WHAT YOU ARE ASKED TO DO ▸ Each record must be retyped in full. No character may differ.
= = =
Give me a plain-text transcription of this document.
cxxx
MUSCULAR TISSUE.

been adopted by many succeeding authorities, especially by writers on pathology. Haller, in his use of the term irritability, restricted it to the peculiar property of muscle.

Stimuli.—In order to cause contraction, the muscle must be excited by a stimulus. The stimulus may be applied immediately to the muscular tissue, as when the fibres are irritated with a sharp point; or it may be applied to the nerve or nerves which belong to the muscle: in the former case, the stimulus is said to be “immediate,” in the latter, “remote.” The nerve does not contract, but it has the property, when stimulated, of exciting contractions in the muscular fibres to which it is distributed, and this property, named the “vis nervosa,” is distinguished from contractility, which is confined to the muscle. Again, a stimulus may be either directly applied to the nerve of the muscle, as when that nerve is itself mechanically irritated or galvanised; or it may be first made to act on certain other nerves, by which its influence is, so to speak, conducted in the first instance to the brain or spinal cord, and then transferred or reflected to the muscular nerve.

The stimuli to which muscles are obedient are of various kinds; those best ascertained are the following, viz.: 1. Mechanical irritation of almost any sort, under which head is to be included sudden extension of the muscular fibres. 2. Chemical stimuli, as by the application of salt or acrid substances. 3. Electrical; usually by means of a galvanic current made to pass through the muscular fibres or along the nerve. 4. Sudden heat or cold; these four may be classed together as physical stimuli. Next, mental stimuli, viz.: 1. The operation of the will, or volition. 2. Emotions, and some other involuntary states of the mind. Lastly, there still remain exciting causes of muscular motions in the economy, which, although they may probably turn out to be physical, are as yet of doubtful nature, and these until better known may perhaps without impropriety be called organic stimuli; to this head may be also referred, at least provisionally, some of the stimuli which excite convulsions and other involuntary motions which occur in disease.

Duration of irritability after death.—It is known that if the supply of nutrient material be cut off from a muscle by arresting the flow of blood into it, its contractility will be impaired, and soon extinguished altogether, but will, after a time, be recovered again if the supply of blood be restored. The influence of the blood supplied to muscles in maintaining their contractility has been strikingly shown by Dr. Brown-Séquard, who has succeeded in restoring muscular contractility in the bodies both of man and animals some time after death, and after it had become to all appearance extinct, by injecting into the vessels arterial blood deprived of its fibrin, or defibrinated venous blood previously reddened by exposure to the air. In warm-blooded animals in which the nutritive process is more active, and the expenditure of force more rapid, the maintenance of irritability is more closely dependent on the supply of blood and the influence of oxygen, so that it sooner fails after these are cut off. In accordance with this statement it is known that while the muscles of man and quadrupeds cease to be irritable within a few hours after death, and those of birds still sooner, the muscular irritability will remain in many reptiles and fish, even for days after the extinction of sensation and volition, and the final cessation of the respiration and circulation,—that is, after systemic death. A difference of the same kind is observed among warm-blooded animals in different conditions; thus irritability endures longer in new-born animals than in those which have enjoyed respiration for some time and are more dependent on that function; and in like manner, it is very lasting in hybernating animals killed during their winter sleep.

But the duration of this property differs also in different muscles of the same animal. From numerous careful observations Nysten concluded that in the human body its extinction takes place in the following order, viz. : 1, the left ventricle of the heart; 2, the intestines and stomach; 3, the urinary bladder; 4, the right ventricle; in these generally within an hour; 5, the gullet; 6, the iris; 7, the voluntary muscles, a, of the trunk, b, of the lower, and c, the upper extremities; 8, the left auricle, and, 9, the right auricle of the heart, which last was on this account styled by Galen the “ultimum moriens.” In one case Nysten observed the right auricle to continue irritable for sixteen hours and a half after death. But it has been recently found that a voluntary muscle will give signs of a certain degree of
= = =
RESULT OF THE EXERCISE ▸
Give me a plain-text transcription of this document.
cxxx
MUSCULAR TISSUE.

been adopted by many succeeding authorities, especially by writers on pathology. Haller, in his use of the term irritability, restricted it to the peculiar property of muscle.

Stimuli.—In order to cause contraction, the muscle must be excited by a stimulus. The stimulus may be applied immediately to the muscular tissue, as when the fibres are irritated with a sharp point; or it may be applied to the nerve or nerves which belong to the muscle: in the former case, the stimulus is said to be “immediate,” in the latter, “remote.” The nerve does not contract, but it has the property, when stimulated, of exciting contractions in the muscular fibres to which it is distributed, and this property, named the “vis nervosa,” is distinguished from contractility, which is confined to the muscle. Again, a stimulus may be either directly applied to the nerve of the muscle, as when that nerve is itself mechanically irritated or galvanised; or it may be first made to act on certain other nerves, by which its influence is, so to speak, conducted in the first instance to the brain or spinal cord, and then transferred or reflected to the muscular nerve.

The stimuli to which muscles are obedient are of various kinds; those best ascertained are the following, viz.: 1. Mechanical irritation of almost any sort, under which head is to be included sudden extension of the muscular fibres. 2. Chemical stimuli, as by the application of salt or acrid substances. 3. Electrical; usually by means of a galvanic current made to pass through the muscular fibres or along the nerve. 4. Sudden heat or cold; these four may be classed together as physical stimuli. Next, mental stimuli, viz.: 1. The operation of the will, or volition. 2. Emotions, and some other involuntary states of the mind. Lastly, there still remain exciting causes of muscular motions in the economy, which, although they may probably turn out to be physical, are as yet of doubtful nature, and these until better known may perhaps without impropriety be called organic stimuli; to this head may be also referred, at least provisionally, some of the stimuli which excite convulsions and other involuntary motions which occur in disease.

Duration of irritability after death.—It is known that if the supply of nutrient material be cut off from a muscle by arresting the flow of blood into it, its contractility will be impaired, and soon extinguished altogether, but will, after a time, be recovered again if the supply of blood be restored. The influence of the blood supplied to muscles in maintaining their contractility has been strikingly shown by Dr. Brown-Séquard, who has succeeded in restoring muscular contractility in the bodies both of man and animals some time after death, and after it had become to all appearance extinct, by injecting into the vessels arterial blood deprived of its fibrin, or defibrinated venous blood previously reddened by exposure to the air. In warm-blooded animals in which the nutritive process is more active, and the expenditure of force more rapid, the maintenance of irritability is more closely dependent on the supply of blood and the influence of oxygen, so that it sooner fails after these are cut off. In accordance with this statement it is known that while the muscles of man and quadrupeds cease to be irritable within a few hours after death, and those of birds still sooner, the muscular irritability will remain in many reptiles and fish, even for days after the extinction of sensation and volition, and the final cessation of the respiration and circulation,—that is, after systemic death. A difference of the same kind is observed among warm-blooded animals in different conditions; thus irritability endures longer in new-born animals than in those which have enjoyed respiration for some time and are more dependent on that function; and in like manner, it is very lasting in hybernating animals killed during their winter sleep.

But the duration of this property differs also in different muscles of the same animal. From numerous careful observations Nysten concluded that in the human body its extinction takes place in the following order, viz. : 1, the left ventricle of the heart; 2, the intestines and stomach; 3, the urinary bladder; 4, the right ventricle; in these generally within an hour; 5, the gullet; 6, the iris; 7, the voluntary muscles, a, of the trunk, b, of the lower, and c, the upper extremities; 8, the left auricle, and, 9, the right auricle of the heart, which last was on this account styled by Galen the “ultimum moriens.” In one case Nysten observed the right auricle to continue irritable for sixteen hours and a half after death. But it has been recently found that a voluntary muscle will give signs of a certain degree of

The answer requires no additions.